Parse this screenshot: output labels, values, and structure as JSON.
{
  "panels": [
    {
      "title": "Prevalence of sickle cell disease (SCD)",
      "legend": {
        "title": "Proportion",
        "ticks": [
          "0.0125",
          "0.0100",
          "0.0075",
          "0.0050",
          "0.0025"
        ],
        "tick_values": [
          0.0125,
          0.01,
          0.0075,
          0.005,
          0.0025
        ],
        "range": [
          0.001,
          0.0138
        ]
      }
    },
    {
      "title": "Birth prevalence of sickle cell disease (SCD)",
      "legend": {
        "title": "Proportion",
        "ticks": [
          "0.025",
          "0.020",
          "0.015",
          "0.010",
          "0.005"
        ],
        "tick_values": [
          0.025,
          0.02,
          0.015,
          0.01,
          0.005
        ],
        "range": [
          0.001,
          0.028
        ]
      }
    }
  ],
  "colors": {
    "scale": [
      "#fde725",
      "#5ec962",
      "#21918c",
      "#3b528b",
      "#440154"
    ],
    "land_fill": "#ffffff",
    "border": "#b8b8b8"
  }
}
——
Output the lines above verbatim and in full.

Parse this screenshot: output labels, values, and structure as JSON.
{
  "panels": [
    {
      "title": "Prevalence of sickle cell disease (SCD)",
      "legend": {
        "title": "Proportion",
        "ticks": [
          "0.0125",
          "0.0100",
          "0.0075",
          "0.0050",
          "0.0025"
        ],
        "tick_values": [
          0.0125,
          0.01,
          0.0075,
          0.005,
          0.0025
        ],
        "range": [
          0.001,
          0.0138
        ]
      }
    },
    {
      "title": "Birth prevalence of sickle cell disease (SCD)",
      "legend": {
        "title": "Proportion",
        "ticks": [
          "0.025",
          "0.020",
          "0.015",
          "0.010",
          "0.005"
        ],
        "tick_values": [
          0.025,
          0.02,
          0.015,
          0.01,
          0.005
        ],
        "range": [
          0.001,
          0.028
        ]
      }
    }
  ],
  "colors": {
    "scale": [
      "#fde725",
      "#5ec962",
      "#21918c",
      "#3b528b",
      "#440154"
    ],
    "land_fill": "#ffffff",
    "border": "#b8b8b8"
  }
}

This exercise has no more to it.